* [Listed entries]:
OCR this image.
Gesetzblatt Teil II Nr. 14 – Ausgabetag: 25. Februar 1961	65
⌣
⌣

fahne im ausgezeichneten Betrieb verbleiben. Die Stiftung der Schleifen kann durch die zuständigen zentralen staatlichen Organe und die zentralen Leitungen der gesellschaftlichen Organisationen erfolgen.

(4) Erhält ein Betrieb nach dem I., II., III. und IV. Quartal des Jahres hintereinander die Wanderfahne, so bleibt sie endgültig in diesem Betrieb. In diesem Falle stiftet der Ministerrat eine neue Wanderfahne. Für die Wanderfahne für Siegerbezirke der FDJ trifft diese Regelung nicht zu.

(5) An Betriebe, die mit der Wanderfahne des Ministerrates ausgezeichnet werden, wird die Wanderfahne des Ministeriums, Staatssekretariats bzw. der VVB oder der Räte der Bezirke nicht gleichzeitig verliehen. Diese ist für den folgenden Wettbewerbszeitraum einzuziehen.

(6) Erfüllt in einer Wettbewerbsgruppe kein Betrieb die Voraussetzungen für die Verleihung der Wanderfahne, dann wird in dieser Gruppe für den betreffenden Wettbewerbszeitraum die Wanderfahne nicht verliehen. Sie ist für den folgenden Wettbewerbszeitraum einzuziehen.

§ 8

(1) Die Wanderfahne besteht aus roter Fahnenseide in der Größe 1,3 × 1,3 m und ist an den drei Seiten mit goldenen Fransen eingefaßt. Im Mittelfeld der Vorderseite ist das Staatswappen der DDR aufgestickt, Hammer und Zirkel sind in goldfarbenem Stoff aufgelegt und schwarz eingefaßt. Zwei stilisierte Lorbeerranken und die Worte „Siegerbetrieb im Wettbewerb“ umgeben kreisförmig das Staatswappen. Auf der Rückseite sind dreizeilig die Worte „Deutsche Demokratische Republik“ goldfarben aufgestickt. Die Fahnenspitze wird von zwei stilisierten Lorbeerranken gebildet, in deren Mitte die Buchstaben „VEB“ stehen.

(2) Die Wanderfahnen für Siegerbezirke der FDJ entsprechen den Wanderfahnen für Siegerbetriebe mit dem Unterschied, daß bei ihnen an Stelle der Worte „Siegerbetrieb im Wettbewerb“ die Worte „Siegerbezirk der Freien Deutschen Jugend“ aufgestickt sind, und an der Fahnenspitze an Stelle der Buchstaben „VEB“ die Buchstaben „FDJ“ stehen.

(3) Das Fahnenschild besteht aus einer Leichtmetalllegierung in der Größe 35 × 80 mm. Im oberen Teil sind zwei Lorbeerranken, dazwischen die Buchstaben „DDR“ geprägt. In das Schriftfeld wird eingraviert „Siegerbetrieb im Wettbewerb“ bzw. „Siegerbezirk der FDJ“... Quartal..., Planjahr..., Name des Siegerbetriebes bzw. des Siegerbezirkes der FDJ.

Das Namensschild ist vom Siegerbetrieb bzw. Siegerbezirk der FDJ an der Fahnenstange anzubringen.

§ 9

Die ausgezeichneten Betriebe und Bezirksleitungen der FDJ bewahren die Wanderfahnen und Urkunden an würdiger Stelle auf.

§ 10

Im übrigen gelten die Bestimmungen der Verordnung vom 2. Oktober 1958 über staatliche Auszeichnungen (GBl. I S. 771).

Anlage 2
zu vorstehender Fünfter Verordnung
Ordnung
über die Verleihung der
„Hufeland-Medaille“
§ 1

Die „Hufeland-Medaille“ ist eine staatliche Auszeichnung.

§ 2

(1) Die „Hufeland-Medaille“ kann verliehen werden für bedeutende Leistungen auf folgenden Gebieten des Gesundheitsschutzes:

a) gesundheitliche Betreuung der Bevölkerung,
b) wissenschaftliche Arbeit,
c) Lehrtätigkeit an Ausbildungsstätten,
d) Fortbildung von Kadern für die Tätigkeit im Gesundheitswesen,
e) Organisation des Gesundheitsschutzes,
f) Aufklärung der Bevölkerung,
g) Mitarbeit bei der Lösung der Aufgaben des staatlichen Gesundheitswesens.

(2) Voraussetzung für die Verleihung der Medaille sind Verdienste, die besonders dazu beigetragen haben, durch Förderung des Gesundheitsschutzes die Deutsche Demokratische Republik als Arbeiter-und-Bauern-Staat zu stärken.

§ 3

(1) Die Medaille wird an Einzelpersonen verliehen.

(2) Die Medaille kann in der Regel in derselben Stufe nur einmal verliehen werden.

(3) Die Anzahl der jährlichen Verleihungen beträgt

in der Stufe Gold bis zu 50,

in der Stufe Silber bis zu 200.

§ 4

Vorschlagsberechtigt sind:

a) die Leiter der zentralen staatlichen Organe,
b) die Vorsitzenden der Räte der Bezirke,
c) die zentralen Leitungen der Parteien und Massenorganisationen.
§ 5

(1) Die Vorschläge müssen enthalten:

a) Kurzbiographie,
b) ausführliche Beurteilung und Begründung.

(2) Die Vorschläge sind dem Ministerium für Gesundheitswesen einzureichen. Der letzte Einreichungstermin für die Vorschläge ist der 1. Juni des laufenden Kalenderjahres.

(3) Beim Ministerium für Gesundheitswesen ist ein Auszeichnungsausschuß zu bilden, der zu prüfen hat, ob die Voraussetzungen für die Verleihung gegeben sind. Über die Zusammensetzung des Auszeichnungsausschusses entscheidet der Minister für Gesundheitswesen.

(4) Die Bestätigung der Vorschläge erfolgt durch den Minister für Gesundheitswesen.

* [Short task]: Copy every record exactly as presented.

* [Complete output]:
OCR this image.
Gesetzblatt Teil II Nr. 14 – Ausgabetag: 25. Februar 1961	65
⌣
⌣

fahne im ausgezeichneten Betrieb verbleiben. Die Stiftung der Schleifen kann durch die zuständigen zentralen staatlichen Organe und die zentralen Leitungen der gesellschaftlichen Organisationen erfolgen.

(4) Erhält ein Betrieb nach dem I., II., III. und IV. Quartal des Jahres hintereinander die Wanderfahne, so bleibt sie endgültig in diesem Betrieb. In diesem Falle stiftet der Ministerrat eine neue Wanderfahne. Für die Wanderfahne für Siegerbezirke der FDJ trifft diese Regelung nicht zu.

(5) An Betriebe, die mit der Wanderfahne des Ministerrates ausgezeichnet werden, wird die Wanderfahne des Ministeriums, Staatssekretariats bzw. der VVB oder der Räte der Bezirke nicht gleichzeitig verliehen. Diese ist für den folgenden Wettbewerbszeitraum einzuziehen.

(6) Erfüllt in einer Wettbewerbsgruppe kein Betrieb die Voraussetzungen für die Verleihung der Wanderfahne, dann wird in dieser Gruppe für den betreffenden Wettbewerbszeitraum die Wanderfahne nicht verliehen. Sie ist für den folgenden Wettbewerbszeitraum einzuziehen.

§ 8

(1) Die Wanderfahne besteht aus roter Fahnenseide in der Größe 1,3 × 1,3 m und ist an den drei Seiten mit goldenen Fransen eingefaßt. Im Mittelfeld der Vorderseite ist das Staatswappen der DDR aufgestickt, Hammer und Zirkel sind in goldfarbenem Stoff aufgelegt und schwarz eingefaßt. Zwei stilisierte Lorbeerranken und die Worte „Siegerbetrieb im Wettbewerb“ umgeben kreisförmig das Staatswappen. Auf der Rückseite sind dreizeilig die Worte „Deutsche Demokratische Republik“ goldfarben aufgestickt. Die Fahnenspitze wird von zwei stilisierten Lorbeerranken gebildet, in deren Mitte die Buchstaben „VEB“ stehen.

(2) Die Wanderfahnen für Siegerbezirke der FDJ entsprechen den Wanderfahnen für Siegerbetriebe mit dem Unterschied, daß bei ihnen an Stelle der Worte „Siegerbetrieb im Wettbewerb“ die Worte „Siegerbezirk der Freien Deutschen Jugend“ aufgestickt sind, und an der Fahnenspitze an Stelle der Buchstaben „VEB“ die Buchstaben „FDJ“ stehen.

(3) Das Fahnenschild besteht aus einer Leichtmetalllegierung in der Größe 35 × 80 mm. Im oberen Teil sind zwei Lorbeerranken, dazwischen die Buchstaben „DDR“ geprägt. In das Schriftfeld wird eingraviert „Siegerbetrieb im Wettbewerb“ bzw. „Siegerbezirk der FDJ“... Quartal..., Planjahr..., Name des Siegerbetriebes bzw. des Siegerbezirkes der FDJ.

Das Namensschild ist vom Siegerbetrieb bzw. Siegerbezirk der FDJ an der Fahnenstange anzubringen.

§ 9

Die ausgezeichneten Betriebe und Bezirksleitungen der FDJ bewahren die Wanderfahnen und Urkunden an würdiger Stelle auf.

§ 10

Im übrigen gelten die Bestimmungen der Verordnung vom 2. Oktober 1958 über staatliche Auszeichnungen (GBl. I S. 771).

Anlage 2
zu vorstehender Fünfter Verordnung
Ordnung
über die Verleihung der
„Hufeland-Medaille“
§ 1

Die „Hufeland-Medaille“ ist eine staatliche Auszeichnung.

§ 2

(1) Die „Hufeland-Medaille“ kann verliehen werden für bedeutende Leistungen auf folgenden Gebieten des Gesundheitsschutzes:

a) gesundheitliche Betreuung der Bevölkerung,
b) wissenschaftliche Arbeit,
c) Lehrtätigkeit an Ausbildungsstätten,
d) Fortbildung von Kadern für die Tätigkeit im Gesundheitswesen,
e) Organisation des Gesundheitsschutzes,
f) Aufklärung der Bevölkerung,
g) Mitarbeit bei der Lösung der Aufgaben des staatlichen Gesundheitswesens.

(2) Voraussetzung für die Verleihung der Medaille sind Verdienste, die besonders dazu beigetragen haben, durch Förderung des Gesundheitsschutzes die Deutsche Demokratische Republik als Arbeiter-und-Bauern-Staat zu stärken.

§ 3

(1) Die Medaille wird an Einzelpersonen verliehen.

(2) Die Medaille kann in der Regel in derselben Stufe nur einmal verliehen werden.

(3) Die Anzahl der jährlichen Verleihungen beträgt

in der Stufe Gold bis zu 50,

in der Stufe Silber bis zu 200.

§ 4

Vorschlagsberechtigt sind:

a) die Leiter der zentralen staatlichen Organe,
b) die Vorsitzenden der Räte der Bezirke,
c) die zentralen Leitungen der Parteien und Massenorganisationen.
§ 5

(1) Die Vorschläge müssen enthalten:

a) Kurzbiographie,
b) ausführliche Beurteilung und Begründung.

(2) Die Vorschläge sind dem Ministerium für Gesundheitswesen einzureichen. Der letzte Einreichungstermin für die Vorschläge ist der 1. Juni des laufenden Kalenderjahres.

(3) Beim Ministerium für Gesundheitswesen ist ein Auszeichnungsausschuß zu bilden, der zu prüfen hat, ob die Voraussetzungen für die Verleihung gegeben sind. Über die Zusammensetzung des Auszeichnungsausschusses entscheidet der Minister für Gesundheitswesen.

(4) Die Bestätigung der Vorschläge erfolgt durch den Minister für Gesundheitswesen.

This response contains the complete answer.